CHALLENGE 1 »
In the records, change "annotation" to "fit-label" wherever it occurs in the stretch from the line containing "x-tick-label: 2 — [107, 220, 116, 237]" through the line containing "y-tick-label: 2.5 — [312, 42, 331, 59]", and return those lines with nothing else altered.

◆ ◆ ◆ ◆ ◆

TIRES THAT YOU CAN TRUST

We Deliver Quality Tires For Less.

When you’re shopping for tires and you might come across some terms you don’t recognize. Whether it’s a new technology or an unfamiliar tire term, Benton’s Discount Tires is here to help.
All | A B C D F H L M N O P R S T U V W Z
There are currently 58 names in this directory
Alignment:
Adjusting the vehicle's wheels, steering, and suspension components to manufacturer's specifications. When wheels are in alignment, they are in the optimal position relative to the road and each other. Impacts like driving over a curb or hitting a pothole can cause misalignment.

All Terrain Tire:
All-Terrain tires has a tread grip and open-tread style of an off-road tire with the necessary traction and handling capabilities of street tires.

All-Season Tires:
This type of tire is meant to perform well all year long. All-season tires have specific treads meant for mud, snow, and rain.

Aspect Ratio:
The tire size is determined by dividing the tire’s section height by its section width. The larger the aspect ratio is, the bigger the tire’s sidewall will be.

Asymmetric or Asymmetrical
When the design of a tire has a different tread pattern on one side compared to the opposite side.

◆ ◆ ◆ ◆ ◆

CHALLENGE 2 »
How many names does the tire glossary say are currently in its directory?

[Data entries]
◆ ◆ ◆ ◆ ◆

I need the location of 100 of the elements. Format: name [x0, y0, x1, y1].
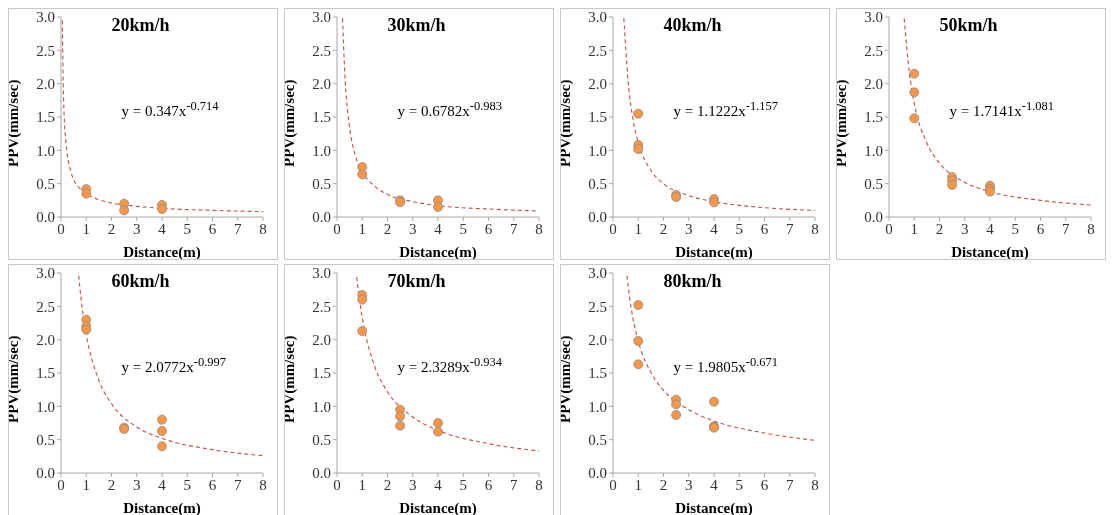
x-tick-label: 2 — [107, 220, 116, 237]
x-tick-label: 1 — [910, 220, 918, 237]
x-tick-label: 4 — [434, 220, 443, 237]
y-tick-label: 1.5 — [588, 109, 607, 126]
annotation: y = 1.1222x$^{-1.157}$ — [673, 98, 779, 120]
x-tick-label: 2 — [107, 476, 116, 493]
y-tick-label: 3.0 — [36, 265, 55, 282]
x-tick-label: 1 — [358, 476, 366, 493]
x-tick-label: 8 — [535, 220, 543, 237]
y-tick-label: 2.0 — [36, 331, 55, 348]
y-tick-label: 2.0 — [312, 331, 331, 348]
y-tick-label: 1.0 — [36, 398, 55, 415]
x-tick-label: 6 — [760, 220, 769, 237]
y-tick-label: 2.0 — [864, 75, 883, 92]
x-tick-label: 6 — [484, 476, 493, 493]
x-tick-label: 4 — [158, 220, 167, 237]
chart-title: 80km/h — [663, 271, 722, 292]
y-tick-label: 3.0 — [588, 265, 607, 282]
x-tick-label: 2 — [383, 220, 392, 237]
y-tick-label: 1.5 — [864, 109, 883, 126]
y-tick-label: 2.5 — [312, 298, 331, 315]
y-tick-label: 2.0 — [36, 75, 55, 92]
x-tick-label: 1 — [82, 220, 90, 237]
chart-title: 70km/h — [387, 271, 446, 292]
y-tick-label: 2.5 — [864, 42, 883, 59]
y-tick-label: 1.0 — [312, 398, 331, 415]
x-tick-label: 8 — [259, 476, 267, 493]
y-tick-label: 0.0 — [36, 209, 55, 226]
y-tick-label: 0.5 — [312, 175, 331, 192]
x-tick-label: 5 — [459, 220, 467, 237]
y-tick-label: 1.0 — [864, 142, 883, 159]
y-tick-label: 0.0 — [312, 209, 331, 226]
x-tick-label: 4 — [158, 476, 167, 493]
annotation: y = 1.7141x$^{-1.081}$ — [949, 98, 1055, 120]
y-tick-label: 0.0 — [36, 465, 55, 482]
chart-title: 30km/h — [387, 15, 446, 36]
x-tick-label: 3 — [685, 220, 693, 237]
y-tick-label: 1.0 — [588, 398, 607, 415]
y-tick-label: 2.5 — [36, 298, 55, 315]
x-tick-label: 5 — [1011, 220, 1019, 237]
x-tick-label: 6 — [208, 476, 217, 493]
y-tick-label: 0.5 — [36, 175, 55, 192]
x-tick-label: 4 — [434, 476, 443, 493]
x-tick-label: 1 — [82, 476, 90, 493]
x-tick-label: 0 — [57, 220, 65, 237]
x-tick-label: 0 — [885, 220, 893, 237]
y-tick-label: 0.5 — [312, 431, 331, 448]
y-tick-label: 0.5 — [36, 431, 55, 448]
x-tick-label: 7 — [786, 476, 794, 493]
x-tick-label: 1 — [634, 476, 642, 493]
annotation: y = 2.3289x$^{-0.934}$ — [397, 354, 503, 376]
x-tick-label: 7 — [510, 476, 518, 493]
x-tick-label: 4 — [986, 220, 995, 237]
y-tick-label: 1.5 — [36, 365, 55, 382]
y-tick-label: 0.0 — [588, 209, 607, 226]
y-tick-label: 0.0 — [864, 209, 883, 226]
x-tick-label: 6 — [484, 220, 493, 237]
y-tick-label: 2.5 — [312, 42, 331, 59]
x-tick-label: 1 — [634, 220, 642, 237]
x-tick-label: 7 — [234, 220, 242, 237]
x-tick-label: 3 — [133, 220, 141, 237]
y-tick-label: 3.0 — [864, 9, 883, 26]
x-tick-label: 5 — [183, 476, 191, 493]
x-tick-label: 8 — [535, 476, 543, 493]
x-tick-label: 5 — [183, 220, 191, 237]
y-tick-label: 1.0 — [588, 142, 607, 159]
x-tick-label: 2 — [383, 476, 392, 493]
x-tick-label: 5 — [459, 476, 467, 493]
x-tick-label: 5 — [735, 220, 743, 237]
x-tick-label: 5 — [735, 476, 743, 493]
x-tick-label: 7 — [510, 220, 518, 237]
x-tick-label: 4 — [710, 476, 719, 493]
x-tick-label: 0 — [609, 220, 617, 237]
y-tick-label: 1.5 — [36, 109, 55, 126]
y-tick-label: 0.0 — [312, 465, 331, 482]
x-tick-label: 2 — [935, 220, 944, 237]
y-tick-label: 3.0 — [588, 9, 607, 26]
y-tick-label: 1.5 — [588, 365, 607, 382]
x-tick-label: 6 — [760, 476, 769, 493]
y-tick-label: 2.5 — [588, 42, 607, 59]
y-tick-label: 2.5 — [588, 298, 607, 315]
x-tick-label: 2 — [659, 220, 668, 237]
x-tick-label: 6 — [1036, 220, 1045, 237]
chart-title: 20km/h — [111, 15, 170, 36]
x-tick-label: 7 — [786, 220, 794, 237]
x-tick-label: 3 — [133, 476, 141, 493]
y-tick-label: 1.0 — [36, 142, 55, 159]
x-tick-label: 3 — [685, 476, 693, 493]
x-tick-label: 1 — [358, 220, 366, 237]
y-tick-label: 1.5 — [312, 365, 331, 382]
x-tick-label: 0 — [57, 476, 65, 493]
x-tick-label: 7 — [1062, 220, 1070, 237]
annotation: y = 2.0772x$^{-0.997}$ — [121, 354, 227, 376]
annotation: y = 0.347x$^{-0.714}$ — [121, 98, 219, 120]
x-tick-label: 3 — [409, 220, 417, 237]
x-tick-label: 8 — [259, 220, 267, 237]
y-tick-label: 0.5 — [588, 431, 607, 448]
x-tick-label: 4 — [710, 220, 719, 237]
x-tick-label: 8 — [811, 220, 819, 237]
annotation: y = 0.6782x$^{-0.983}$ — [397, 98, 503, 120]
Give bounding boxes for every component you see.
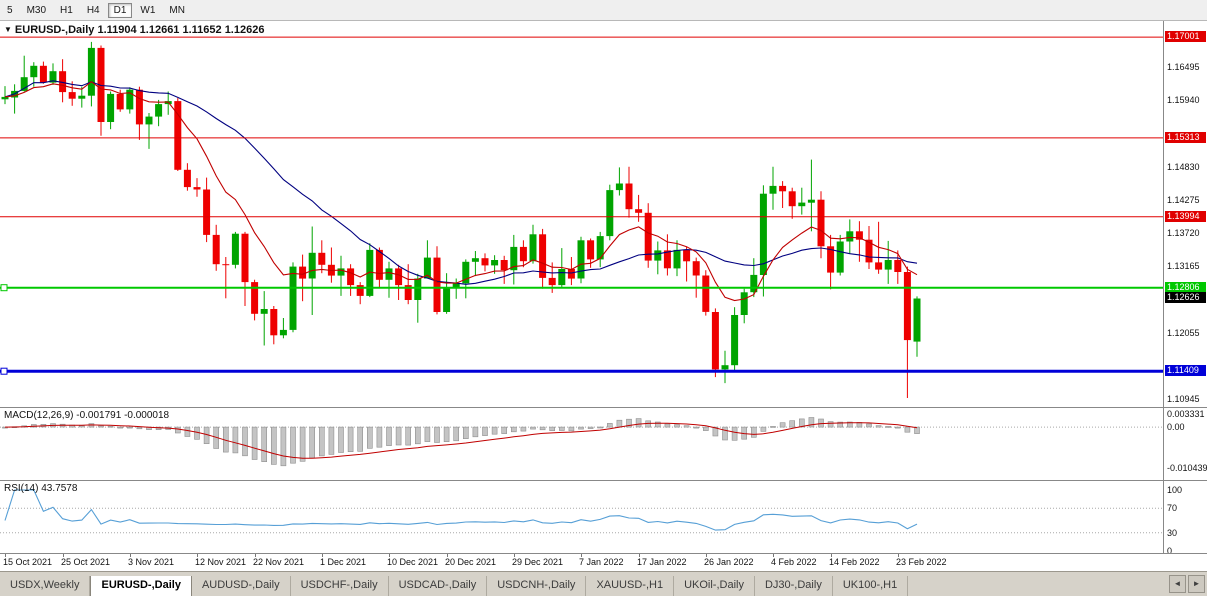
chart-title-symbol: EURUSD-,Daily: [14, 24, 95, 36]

◆ ◆ ◆ ◆ ◆

FULL SOLUTION 1 »
x-tick-label: 2 — [107, 220, 116, 237]
x-tick-label: 1 — [910, 220, 918, 237]
x-tick-label: 4 — [434, 220, 443, 237]
y-tick-label: 1.5 — [588, 109, 607, 126]
fit-label: y = 1.1222x$^{-1.157}$ — [673, 98, 779, 120]
x-tick-label: 2 — [107, 476, 116, 493]
y-tick-label: 3.0 — [36, 265, 55, 282]
x-tick-label: 1 — [358, 476, 366, 493]
x-tick-label: 8 — [535, 220, 543, 237]
y-tick-label: 2.0 — [36, 331, 55, 348]
y-tick-label: 2.0 — [312, 331, 331, 348]
y-tick-label: 1.0 — [36, 398, 55, 415]
x-tick-label: 6 — [760, 220, 769, 237]
y-tick-label: 2.0 — [864, 75, 883, 92]
x-tick-label: 6 — [484, 476, 493, 493]
x-tick-label: 4 — [158, 220, 167, 237]
chart-title: 80km/h — [663, 271, 722, 292]
y-tick-label: 3.0 — [588, 265, 607, 282]
x-tick-label: 2 — [383, 220, 392, 237]
y-tick-label: 1.5 — [864, 109, 883, 126]
y-tick-label: 2.5 — [312, 298, 331, 315]
y-tick-label: 2.0 — [36, 75, 55, 92]
x-tick-label: 1 — [82, 220, 90, 237]
chart-title: 70km/h — [387, 271, 446, 292]
y-tick-label: 2.5 — [864, 42, 883, 59]
y-tick-label: 1.0 — [312, 398, 331, 415]
x-tick-label: 8 — [259, 476, 267, 493]
y-tick-label: 0.0 — [36, 209, 55, 226]
y-tick-label: 0.5 — [312, 175, 331, 192]
x-tick-label: 5 — [459, 220, 467, 237]
y-tick-label: 1.0 — [864, 142, 883, 159]
y-tick-label: 0.0 — [312, 209, 331, 226]
x-tick-label: 4 — [158, 476, 167, 493]
fit-label: y = 1.7141x$^{-1.081}$ — [949, 98, 1055, 120]
y-tick-label: 0.0 — [36, 465, 55, 482]
chart-title: 30km/h — [387, 15, 446, 36]
x-tick-label: 3 — [685, 220, 693, 237]
y-tick-label: 1.0 — [588, 398, 607, 415]
y-tick-label: 2.5 — [36, 298, 55, 315]
x-tick-label: 5 — [1011, 220, 1019, 237]
x-tick-label: 6 — [208, 476, 217, 493]
y-tick-label: 0.5 — [36, 175, 55, 192]
x-tick-label: 4 — [434, 476, 443, 493]
x-tick-label: 1 — [82, 476, 90, 493]
x-tick-label: 0 — [57, 220, 65, 237]
x-tick-label: 0 — [885, 220, 893, 237]
y-tick-label: 0.5 — [312, 431, 331, 448]
y-tick-label: 0.5 — [36, 431, 55, 448]
x-tick-label: 7 — [786, 476, 794, 493]
x-tick-label: 1 — [634, 476, 642, 493]
fit-label: y = 2.3289x$^{-0.934}$ — [397, 354, 503, 376]
x-tick-label: 7 — [510, 476, 518, 493]
x-tick-label: 4 — [986, 220, 995, 237]
y-tick-label: 1.5 — [36, 365, 55, 382]
y-tick-label: 0.0 — [588, 209, 607, 226]
y-tick-label: 0.0 — [864, 209, 883, 226]
x-tick-label: 6 — [484, 220, 493, 237]
y-tick-label: 2.5 — [312, 42, 331, 59]

FULL SOLUTION 2 »
58